** Begin RECORDS SUPPLIED **

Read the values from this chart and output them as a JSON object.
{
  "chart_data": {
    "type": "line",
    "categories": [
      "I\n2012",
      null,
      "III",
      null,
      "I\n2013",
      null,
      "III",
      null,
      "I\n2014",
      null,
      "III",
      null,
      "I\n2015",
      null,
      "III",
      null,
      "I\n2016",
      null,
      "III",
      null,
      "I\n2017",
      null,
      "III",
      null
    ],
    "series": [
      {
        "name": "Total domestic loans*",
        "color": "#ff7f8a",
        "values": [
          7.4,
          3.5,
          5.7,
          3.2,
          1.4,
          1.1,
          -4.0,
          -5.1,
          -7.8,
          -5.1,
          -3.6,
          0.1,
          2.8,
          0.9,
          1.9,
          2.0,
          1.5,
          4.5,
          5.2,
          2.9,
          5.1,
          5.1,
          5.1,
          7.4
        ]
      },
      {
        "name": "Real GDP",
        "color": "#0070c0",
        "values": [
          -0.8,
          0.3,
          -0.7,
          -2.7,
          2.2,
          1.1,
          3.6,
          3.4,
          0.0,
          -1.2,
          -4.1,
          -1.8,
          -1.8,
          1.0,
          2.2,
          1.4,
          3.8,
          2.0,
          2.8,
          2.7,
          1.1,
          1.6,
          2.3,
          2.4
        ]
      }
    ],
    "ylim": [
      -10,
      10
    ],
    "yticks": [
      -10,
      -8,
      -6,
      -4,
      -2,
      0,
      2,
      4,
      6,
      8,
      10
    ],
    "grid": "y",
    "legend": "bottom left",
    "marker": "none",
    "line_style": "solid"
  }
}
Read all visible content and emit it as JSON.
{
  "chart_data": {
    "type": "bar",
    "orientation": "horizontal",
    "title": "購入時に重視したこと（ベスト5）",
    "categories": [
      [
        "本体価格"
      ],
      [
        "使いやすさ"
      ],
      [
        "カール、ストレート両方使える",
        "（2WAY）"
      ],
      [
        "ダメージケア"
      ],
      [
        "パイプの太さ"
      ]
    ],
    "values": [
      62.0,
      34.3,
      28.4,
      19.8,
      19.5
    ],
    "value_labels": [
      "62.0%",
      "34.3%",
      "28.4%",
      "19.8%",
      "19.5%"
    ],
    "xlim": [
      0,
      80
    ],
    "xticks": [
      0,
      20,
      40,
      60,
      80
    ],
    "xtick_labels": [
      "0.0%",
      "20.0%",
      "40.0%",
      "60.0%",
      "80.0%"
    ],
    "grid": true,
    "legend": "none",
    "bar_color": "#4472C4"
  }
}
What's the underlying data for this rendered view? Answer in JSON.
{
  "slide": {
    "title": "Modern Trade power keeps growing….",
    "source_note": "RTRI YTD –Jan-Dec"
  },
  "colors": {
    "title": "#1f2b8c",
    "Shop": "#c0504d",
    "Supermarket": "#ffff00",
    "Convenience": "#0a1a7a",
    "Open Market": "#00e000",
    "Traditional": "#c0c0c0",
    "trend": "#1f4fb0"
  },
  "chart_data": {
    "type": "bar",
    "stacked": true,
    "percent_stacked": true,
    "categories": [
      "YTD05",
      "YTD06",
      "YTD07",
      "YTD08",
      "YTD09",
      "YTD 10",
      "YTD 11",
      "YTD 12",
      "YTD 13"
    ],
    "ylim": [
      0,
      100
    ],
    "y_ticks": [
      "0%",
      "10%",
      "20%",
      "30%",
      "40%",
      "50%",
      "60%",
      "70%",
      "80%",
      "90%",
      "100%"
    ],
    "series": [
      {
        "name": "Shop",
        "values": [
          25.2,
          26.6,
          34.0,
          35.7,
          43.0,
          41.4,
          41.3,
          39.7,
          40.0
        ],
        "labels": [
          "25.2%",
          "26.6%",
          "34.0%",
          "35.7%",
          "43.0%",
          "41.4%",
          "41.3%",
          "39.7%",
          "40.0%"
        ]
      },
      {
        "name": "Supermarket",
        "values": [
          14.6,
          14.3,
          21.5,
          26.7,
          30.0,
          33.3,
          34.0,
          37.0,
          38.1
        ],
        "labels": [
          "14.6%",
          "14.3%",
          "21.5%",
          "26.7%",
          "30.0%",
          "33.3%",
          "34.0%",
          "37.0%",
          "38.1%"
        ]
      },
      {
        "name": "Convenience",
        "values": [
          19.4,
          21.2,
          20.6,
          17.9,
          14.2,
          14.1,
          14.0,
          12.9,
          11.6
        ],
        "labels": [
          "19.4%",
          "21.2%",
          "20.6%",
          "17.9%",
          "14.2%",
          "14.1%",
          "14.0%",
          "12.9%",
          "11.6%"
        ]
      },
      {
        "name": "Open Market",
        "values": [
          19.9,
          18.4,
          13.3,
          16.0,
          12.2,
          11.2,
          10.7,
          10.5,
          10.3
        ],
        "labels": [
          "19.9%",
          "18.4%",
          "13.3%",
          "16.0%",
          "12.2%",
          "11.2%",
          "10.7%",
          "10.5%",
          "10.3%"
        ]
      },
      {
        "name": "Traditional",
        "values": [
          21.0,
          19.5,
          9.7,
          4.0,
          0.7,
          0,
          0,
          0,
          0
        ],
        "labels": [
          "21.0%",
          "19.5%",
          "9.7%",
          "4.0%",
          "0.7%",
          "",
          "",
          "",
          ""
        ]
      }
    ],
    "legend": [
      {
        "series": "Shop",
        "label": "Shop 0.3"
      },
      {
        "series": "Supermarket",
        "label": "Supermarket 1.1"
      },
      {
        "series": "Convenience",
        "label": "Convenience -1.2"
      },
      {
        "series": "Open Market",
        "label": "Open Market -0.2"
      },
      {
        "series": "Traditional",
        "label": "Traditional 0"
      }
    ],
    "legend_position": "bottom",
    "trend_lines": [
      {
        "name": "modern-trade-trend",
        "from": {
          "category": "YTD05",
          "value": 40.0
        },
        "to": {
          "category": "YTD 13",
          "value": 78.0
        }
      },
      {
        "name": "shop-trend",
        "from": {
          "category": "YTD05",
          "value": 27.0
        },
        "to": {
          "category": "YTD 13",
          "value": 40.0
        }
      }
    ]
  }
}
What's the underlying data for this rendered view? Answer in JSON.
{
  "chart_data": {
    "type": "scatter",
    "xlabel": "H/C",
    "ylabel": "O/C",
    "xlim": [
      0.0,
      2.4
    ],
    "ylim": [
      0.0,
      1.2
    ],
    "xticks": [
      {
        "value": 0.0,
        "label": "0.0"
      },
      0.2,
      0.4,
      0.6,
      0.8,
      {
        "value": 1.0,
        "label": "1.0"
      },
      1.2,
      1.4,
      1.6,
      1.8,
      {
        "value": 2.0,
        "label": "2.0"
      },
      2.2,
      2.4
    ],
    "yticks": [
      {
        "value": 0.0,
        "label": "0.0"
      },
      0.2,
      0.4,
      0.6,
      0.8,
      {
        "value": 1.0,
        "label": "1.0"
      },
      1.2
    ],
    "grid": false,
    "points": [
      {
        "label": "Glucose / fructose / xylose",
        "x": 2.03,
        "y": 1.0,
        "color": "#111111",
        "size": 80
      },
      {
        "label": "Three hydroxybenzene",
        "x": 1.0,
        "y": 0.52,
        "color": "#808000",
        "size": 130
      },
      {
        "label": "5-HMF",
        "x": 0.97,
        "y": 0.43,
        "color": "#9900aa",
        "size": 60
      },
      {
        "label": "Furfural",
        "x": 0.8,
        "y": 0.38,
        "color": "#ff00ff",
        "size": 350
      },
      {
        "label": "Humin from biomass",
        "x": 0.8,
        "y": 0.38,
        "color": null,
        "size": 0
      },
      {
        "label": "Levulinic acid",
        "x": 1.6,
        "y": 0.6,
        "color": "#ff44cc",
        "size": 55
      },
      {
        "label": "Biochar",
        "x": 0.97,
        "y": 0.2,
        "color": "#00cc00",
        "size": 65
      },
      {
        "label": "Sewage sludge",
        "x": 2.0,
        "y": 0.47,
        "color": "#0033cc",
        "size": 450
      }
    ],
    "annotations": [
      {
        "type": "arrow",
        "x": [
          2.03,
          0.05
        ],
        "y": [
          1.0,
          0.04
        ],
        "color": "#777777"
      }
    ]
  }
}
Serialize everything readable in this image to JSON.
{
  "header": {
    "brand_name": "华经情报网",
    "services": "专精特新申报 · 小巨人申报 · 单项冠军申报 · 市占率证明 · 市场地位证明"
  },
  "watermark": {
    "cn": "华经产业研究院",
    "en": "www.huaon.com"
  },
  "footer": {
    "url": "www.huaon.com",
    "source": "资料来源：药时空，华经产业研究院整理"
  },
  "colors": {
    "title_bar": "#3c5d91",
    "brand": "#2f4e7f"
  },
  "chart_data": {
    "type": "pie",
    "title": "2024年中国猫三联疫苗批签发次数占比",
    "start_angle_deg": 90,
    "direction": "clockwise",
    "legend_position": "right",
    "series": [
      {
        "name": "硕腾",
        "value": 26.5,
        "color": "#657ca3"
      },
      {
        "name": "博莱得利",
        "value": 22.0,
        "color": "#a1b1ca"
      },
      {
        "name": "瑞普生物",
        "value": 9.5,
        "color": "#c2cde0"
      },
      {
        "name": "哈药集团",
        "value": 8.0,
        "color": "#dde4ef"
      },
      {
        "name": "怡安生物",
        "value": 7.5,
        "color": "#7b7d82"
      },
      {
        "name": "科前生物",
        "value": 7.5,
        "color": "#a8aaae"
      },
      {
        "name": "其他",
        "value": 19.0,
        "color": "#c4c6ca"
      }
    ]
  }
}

** End RECORDS SUPPLIED **

* **TO DO**
Print exactly the lines from the one with "Serialize everything readable" through the end of the data, inclusive.

* **RESULT**
Serialize everything readable in this image to JSON.
{
  "header": {
    "brand_name": "华经情报网",
    "services": "专精特新申报 · 小巨人申报 · 单项冠军申报 · 市占率证明 · 市场地位证明"
  },
  "watermark": {
    "cn": "华经产业研究院",
    "en": "www.huaon.com"
  },
  "footer": {
    "url": "www.huaon.com",
    "source": "资料来源：药时空，华经产业研究院整理"
  },
  "colors": {
    "title_bar": "#3c5d91",
    "brand": "#2f4e7f"
  },
  "chart_data": {
    "type": "pie",
    "title": "2024年中国猫三联疫苗批签发次数占比",
    "start_angle_deg": 90,
    "direction": "clockwise",
    "legend_position": "right",
    "series": [
      {
        "name": "硕腾",
        "value": 26.5,
        "color": "#657ca3"
      },
      {
        "name": "博莱得利",
        "value": 22.0,
        "color": "#a1b1ca"
      },
      {
        "name": "瑞普生物",
        "value": 9.5,
        "color": "#c2cde0"
      },
      {
        "name": "哈药集团",
        "value": 8.0,
        "color": "#dde4ef"
      },
      {
        "name": "怡安生物",
        "value": 7.5,
        "color": "#7b7d82"
      },
      {
        "name": "科前生物",
        "value": 7.5,
        "color": "#a8aaae"
      },
      {
        "name": "其他",
        "value": 19.0,
        "color": "#c4c6ca"
      }
    ]
  }
}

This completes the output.